### Work instructions
Count every line below that contains "four", then state the total with no other output.
======== The input ========
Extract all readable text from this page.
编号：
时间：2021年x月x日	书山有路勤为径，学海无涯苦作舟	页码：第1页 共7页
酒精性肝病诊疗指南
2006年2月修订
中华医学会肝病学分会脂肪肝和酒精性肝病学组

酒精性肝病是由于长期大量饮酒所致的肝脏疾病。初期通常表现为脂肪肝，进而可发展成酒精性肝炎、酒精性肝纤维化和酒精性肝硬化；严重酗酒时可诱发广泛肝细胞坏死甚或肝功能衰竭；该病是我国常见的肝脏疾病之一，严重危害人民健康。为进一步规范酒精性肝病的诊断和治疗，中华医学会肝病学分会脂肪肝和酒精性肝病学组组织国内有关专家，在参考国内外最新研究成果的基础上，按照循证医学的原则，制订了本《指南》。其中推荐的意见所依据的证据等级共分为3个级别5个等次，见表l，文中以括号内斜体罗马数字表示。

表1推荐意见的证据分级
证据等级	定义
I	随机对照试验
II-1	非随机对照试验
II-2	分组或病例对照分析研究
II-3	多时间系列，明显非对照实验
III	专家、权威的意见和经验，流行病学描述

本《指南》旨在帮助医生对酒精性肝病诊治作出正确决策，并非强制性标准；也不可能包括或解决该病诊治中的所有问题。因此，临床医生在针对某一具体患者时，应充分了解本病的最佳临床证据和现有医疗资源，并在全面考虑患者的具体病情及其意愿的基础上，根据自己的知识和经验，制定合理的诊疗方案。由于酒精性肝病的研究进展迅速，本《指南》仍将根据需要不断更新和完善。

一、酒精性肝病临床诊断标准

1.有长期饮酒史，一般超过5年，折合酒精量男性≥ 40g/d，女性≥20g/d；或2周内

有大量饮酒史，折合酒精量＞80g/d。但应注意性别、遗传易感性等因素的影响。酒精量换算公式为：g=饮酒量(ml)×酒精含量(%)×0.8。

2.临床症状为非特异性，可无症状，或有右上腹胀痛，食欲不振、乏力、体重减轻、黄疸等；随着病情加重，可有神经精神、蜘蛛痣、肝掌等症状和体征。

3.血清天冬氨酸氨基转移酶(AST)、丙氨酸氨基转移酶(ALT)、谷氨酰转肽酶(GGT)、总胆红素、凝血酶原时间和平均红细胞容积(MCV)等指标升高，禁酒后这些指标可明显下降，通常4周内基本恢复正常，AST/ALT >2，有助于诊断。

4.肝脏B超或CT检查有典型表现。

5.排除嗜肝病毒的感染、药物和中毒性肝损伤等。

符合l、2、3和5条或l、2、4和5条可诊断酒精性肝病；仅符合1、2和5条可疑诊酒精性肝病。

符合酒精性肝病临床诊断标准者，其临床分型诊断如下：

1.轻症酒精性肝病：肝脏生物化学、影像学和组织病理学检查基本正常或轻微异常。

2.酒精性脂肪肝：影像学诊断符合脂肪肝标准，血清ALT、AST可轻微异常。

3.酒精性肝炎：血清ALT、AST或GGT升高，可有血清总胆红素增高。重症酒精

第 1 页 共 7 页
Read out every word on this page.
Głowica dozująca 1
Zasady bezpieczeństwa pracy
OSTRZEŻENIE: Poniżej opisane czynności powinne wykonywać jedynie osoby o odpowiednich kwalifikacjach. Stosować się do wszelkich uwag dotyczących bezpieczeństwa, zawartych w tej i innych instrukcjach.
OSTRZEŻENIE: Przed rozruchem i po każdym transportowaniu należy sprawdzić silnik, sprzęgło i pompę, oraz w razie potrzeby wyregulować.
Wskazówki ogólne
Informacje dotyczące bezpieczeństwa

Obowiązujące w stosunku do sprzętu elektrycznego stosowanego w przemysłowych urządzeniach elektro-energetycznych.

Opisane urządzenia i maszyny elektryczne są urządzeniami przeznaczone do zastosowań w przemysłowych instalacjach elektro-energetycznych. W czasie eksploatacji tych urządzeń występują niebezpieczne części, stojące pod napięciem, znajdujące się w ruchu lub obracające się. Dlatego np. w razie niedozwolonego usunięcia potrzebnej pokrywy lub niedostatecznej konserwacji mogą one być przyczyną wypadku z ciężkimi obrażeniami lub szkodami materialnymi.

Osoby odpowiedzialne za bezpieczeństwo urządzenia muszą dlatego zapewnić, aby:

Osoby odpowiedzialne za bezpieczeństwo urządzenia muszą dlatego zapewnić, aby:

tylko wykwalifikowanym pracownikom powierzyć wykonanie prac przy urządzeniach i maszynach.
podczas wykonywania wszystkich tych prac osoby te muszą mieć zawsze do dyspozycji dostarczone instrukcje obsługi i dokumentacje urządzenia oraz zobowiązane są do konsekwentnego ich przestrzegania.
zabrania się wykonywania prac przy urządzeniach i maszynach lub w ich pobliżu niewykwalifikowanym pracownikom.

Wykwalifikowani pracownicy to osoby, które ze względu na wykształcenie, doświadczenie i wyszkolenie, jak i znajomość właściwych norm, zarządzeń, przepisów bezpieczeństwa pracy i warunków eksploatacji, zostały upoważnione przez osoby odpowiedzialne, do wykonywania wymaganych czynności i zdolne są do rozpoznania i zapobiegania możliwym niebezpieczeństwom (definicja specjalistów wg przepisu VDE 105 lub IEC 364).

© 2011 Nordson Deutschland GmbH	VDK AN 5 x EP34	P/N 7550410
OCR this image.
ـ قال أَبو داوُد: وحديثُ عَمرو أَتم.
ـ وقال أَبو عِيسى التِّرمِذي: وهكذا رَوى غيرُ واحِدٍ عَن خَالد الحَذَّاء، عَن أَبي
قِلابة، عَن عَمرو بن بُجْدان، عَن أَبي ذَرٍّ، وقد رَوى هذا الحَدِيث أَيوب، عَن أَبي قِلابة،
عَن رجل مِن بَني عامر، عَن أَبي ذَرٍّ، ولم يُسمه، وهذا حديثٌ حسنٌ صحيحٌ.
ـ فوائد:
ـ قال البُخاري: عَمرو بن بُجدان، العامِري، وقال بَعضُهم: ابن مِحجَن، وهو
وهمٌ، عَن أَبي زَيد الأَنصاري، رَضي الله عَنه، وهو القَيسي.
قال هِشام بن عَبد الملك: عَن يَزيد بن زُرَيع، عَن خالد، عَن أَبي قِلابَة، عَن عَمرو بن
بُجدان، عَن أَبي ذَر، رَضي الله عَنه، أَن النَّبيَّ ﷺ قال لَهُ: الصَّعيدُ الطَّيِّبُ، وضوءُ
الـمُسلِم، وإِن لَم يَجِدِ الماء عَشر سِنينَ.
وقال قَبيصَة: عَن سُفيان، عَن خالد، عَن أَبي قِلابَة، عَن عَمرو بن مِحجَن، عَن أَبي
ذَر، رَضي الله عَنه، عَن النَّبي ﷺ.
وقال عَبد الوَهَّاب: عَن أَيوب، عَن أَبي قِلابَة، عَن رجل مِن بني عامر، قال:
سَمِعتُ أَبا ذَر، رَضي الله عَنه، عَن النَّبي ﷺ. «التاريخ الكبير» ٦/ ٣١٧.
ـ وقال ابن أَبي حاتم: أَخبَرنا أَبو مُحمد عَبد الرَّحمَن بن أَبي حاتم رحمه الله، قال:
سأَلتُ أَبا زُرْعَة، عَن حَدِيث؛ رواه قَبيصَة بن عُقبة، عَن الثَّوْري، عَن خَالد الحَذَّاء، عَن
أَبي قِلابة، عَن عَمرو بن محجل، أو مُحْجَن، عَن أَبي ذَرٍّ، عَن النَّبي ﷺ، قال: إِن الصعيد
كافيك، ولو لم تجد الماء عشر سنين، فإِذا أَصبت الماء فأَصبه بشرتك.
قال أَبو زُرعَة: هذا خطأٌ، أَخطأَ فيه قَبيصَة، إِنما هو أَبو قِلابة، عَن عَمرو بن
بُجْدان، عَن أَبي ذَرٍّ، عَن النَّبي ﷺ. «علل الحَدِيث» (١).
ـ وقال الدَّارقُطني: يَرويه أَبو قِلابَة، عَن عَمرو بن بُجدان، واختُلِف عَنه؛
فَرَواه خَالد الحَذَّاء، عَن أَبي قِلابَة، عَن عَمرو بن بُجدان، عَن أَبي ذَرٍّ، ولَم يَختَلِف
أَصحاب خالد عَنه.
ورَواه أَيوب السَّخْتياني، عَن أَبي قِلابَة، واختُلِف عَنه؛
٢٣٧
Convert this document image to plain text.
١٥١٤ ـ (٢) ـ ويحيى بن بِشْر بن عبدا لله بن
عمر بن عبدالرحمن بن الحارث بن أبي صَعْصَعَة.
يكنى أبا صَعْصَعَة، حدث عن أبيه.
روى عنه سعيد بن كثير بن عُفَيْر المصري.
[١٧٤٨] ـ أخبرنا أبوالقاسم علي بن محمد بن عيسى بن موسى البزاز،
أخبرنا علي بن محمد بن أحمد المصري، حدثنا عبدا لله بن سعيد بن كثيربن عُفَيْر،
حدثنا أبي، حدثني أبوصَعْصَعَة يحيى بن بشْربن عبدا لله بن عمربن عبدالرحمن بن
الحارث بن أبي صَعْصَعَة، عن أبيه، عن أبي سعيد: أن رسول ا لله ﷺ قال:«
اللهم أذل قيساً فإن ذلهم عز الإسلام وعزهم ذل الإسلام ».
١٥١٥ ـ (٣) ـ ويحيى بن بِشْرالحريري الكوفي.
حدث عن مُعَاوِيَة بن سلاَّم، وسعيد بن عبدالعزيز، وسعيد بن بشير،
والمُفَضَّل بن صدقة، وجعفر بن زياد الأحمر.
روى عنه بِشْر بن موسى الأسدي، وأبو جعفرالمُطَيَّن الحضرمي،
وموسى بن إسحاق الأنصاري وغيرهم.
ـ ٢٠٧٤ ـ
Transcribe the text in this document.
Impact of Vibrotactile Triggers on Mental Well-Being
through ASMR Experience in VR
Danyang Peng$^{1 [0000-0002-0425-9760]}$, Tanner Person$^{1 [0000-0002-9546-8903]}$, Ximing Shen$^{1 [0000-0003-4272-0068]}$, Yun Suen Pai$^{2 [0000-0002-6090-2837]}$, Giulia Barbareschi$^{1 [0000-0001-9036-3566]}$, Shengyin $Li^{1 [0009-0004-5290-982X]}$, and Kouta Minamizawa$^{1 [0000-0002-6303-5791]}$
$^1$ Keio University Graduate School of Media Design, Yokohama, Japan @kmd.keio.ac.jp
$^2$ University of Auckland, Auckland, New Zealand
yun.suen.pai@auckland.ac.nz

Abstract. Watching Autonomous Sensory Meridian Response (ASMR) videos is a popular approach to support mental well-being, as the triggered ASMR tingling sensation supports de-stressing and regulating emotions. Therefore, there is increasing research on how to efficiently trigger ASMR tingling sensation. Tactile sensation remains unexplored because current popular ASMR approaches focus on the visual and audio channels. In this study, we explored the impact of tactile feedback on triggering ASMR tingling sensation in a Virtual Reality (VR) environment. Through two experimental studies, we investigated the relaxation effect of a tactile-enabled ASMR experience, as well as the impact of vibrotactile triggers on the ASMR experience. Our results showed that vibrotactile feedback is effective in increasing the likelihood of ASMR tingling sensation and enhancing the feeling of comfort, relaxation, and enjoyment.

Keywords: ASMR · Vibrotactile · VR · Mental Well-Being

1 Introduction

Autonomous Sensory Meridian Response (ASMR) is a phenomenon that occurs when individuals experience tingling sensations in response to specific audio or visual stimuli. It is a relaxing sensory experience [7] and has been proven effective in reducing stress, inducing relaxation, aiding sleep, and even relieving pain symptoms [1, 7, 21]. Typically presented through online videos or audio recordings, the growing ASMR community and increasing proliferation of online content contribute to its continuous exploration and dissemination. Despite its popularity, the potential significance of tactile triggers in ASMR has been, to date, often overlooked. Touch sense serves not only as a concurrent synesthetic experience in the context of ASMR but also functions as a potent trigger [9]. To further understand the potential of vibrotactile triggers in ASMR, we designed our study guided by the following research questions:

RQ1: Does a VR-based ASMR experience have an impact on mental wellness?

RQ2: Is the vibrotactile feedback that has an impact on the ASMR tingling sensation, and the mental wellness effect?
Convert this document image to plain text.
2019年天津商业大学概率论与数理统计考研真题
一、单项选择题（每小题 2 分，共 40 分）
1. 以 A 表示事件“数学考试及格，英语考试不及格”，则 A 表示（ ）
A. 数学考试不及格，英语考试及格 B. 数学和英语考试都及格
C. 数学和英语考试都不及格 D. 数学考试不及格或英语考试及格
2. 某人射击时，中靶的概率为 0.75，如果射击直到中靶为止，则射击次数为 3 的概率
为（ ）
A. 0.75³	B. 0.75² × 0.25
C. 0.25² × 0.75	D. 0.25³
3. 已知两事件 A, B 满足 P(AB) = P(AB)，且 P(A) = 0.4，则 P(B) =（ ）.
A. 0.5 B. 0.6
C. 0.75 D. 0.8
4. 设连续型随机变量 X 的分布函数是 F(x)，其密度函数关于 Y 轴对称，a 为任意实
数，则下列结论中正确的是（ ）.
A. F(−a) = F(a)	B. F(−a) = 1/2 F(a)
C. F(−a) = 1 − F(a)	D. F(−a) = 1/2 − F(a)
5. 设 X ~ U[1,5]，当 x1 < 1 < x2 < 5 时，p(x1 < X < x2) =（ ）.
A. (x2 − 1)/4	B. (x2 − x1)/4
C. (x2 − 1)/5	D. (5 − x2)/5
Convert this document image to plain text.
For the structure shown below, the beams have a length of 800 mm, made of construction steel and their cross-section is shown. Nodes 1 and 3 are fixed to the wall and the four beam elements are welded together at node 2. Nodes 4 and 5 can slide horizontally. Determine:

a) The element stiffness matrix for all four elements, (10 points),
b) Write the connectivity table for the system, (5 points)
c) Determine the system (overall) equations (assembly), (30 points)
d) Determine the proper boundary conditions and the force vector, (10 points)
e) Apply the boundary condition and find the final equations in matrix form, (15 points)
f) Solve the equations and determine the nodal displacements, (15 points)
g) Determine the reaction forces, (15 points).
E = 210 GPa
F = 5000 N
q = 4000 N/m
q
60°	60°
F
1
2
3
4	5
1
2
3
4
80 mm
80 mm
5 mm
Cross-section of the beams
========
### Expected answer
2